=== PROMPT ===
All lines holding the string "trees" are to be shown.

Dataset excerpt
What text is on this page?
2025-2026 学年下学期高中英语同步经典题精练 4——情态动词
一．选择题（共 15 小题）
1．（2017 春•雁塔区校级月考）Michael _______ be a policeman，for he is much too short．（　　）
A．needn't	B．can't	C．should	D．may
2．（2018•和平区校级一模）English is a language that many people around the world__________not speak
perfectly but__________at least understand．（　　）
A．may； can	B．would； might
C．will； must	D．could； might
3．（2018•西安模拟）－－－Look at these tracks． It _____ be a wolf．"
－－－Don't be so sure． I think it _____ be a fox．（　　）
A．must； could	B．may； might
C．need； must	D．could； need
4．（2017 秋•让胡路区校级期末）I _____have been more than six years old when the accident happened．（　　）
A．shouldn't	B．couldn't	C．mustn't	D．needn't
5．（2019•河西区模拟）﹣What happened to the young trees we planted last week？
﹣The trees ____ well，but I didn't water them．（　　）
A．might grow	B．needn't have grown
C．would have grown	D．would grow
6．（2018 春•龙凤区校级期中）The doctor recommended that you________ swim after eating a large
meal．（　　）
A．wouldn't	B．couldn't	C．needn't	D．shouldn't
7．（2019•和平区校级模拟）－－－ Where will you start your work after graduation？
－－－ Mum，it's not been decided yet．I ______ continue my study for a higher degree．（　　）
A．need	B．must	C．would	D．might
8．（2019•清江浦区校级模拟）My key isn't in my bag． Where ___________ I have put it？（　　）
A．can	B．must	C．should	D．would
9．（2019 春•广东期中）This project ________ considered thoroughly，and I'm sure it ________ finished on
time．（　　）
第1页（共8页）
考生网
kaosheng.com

=== COMPLETED EXERCISE ===
5．（2019•河西区模拟）﹣What happened to the young trees we planted last week？
﹣The trees ____ well，but I didn't water them．（　　）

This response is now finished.